Records from a data collection
####################

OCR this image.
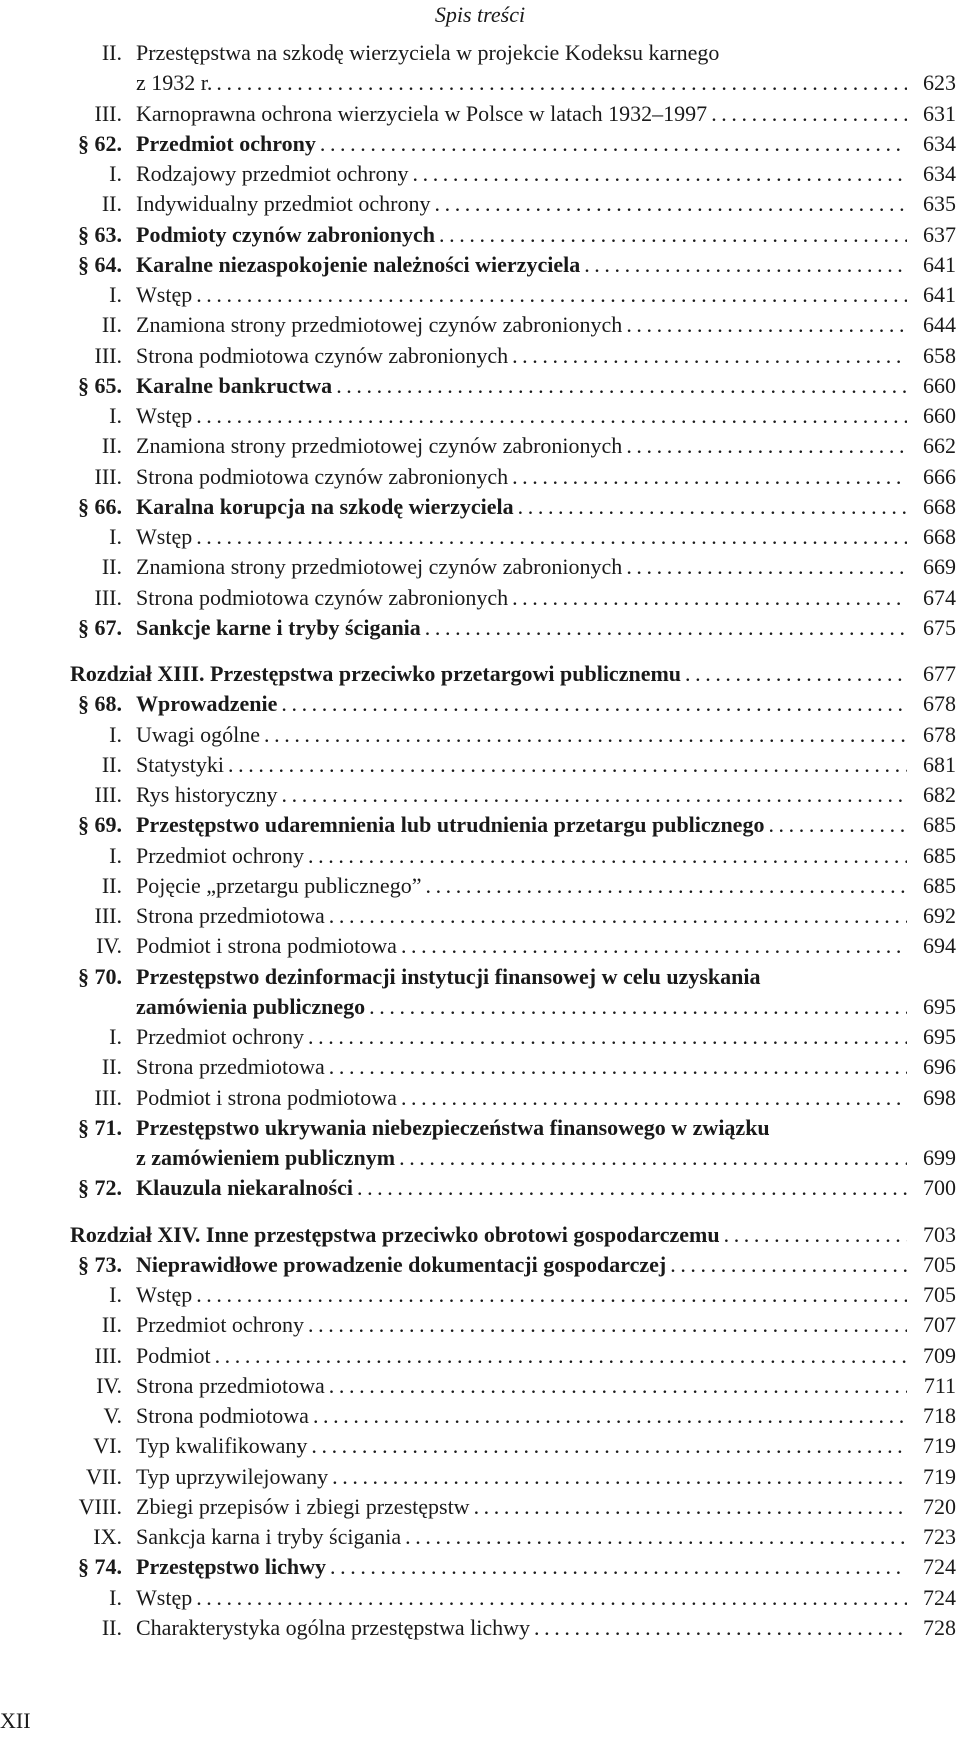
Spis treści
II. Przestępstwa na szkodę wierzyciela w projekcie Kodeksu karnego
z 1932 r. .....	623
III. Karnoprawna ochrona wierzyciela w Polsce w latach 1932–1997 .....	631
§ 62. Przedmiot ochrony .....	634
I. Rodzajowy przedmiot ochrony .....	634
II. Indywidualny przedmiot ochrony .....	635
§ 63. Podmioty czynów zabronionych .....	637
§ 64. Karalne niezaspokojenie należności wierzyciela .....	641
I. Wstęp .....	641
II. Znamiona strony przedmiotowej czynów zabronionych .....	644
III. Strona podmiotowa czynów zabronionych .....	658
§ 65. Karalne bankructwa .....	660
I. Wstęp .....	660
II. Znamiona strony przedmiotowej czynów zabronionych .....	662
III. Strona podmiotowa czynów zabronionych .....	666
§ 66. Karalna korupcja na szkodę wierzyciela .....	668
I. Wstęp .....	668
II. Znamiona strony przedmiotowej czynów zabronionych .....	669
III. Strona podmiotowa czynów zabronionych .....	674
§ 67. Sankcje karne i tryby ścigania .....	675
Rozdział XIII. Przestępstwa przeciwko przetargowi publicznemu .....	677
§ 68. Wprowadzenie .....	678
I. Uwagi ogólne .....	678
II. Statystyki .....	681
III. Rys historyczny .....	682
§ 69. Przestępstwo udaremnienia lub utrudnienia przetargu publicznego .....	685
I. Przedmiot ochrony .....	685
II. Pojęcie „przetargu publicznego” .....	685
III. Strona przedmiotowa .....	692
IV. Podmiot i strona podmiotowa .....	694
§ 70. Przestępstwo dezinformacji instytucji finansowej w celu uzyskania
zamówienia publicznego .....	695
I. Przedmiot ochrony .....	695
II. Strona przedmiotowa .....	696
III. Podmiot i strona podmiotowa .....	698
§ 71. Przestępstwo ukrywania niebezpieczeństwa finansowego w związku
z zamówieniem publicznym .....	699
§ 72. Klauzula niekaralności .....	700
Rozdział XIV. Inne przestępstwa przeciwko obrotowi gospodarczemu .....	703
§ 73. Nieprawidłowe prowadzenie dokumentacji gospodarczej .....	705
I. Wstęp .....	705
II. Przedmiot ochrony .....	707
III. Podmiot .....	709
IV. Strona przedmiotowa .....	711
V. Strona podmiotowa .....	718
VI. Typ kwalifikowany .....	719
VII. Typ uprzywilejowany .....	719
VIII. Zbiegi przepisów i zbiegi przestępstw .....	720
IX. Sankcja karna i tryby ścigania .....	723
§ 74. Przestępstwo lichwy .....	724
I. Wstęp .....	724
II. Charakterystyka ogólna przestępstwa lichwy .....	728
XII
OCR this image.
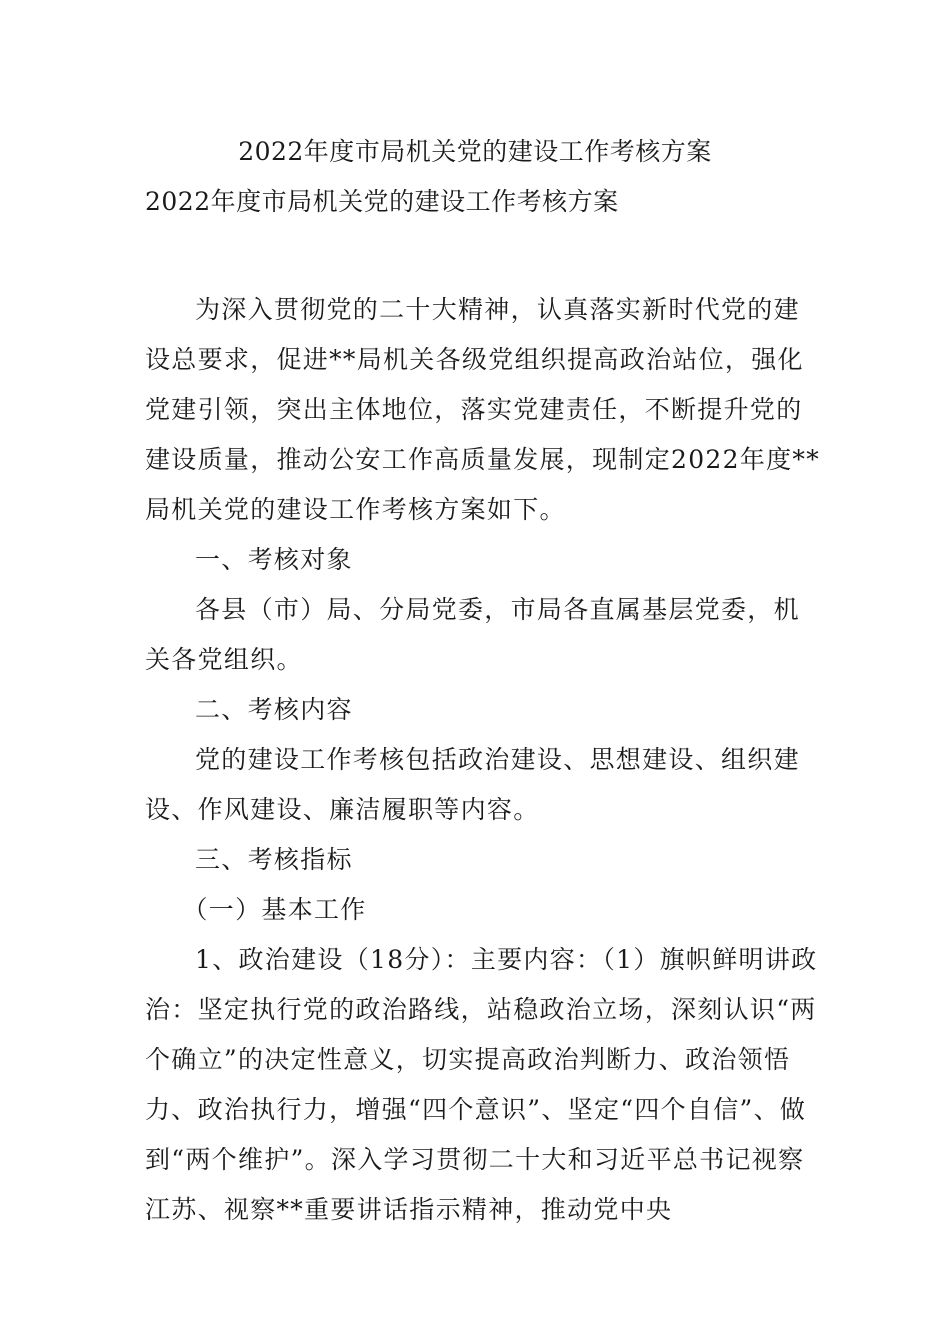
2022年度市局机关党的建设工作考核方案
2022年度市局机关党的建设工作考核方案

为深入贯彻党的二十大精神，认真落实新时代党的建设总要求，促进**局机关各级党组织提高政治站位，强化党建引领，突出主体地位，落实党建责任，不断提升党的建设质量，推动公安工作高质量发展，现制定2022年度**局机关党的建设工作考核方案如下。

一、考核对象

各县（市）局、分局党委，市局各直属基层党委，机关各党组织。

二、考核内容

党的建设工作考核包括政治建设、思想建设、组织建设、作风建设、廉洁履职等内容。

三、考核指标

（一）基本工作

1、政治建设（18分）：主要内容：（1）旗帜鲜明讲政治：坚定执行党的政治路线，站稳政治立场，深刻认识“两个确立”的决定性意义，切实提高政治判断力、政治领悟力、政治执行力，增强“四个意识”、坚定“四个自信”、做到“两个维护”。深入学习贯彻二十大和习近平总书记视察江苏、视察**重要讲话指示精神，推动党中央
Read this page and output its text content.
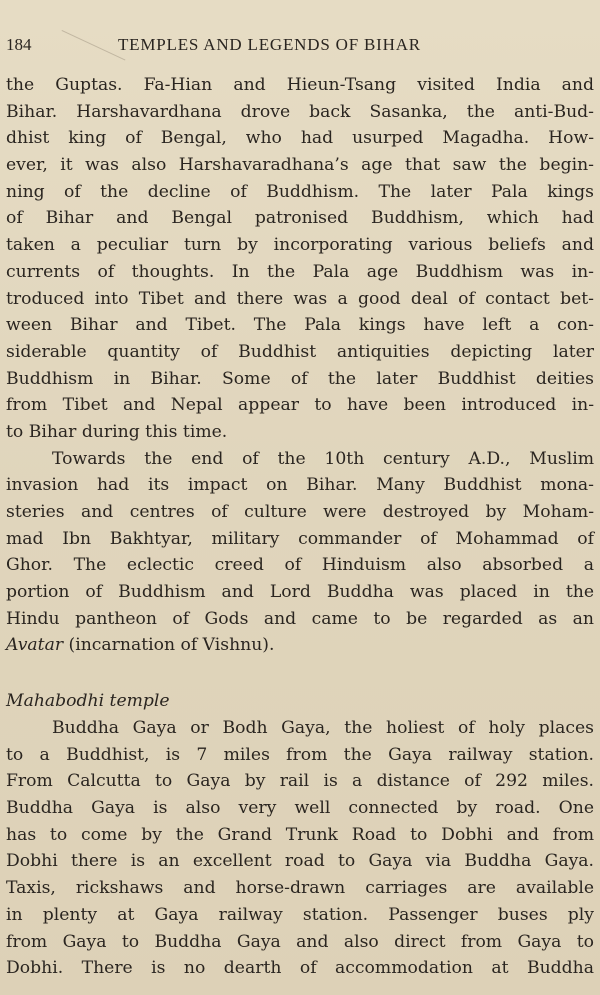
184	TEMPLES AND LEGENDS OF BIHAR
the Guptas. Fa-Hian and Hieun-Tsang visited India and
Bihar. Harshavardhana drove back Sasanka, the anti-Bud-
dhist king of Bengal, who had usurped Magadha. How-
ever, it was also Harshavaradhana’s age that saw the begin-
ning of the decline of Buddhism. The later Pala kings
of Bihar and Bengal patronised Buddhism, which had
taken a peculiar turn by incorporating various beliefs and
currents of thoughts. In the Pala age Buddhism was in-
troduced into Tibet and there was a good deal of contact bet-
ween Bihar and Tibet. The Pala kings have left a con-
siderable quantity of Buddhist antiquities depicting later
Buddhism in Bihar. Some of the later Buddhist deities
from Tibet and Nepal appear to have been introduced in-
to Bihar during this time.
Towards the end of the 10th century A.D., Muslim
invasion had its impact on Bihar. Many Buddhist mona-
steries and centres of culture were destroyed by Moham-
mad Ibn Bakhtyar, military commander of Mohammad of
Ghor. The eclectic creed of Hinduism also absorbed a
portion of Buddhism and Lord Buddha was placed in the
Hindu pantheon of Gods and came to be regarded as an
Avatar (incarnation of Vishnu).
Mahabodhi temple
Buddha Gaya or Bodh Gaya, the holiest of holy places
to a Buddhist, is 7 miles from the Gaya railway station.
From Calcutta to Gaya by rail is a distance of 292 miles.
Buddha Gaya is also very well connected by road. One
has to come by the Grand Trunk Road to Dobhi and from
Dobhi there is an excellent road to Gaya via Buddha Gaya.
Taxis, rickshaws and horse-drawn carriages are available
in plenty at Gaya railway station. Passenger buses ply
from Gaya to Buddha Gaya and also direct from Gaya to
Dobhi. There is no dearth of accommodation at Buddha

####################

* [GOAL]:
Scan the data for the word "przedmiotowej" and copy every line where it shows up.

* [RESULT FOR THIS TASK]:
II. Znamiona strony przedmiotowej czynów zabronionych .....	644
II. Znamiona strony przedmiotowej czynów zabronionych .....	662
II. Znamiona strony przedmiotowej czynów zabronionych .....	669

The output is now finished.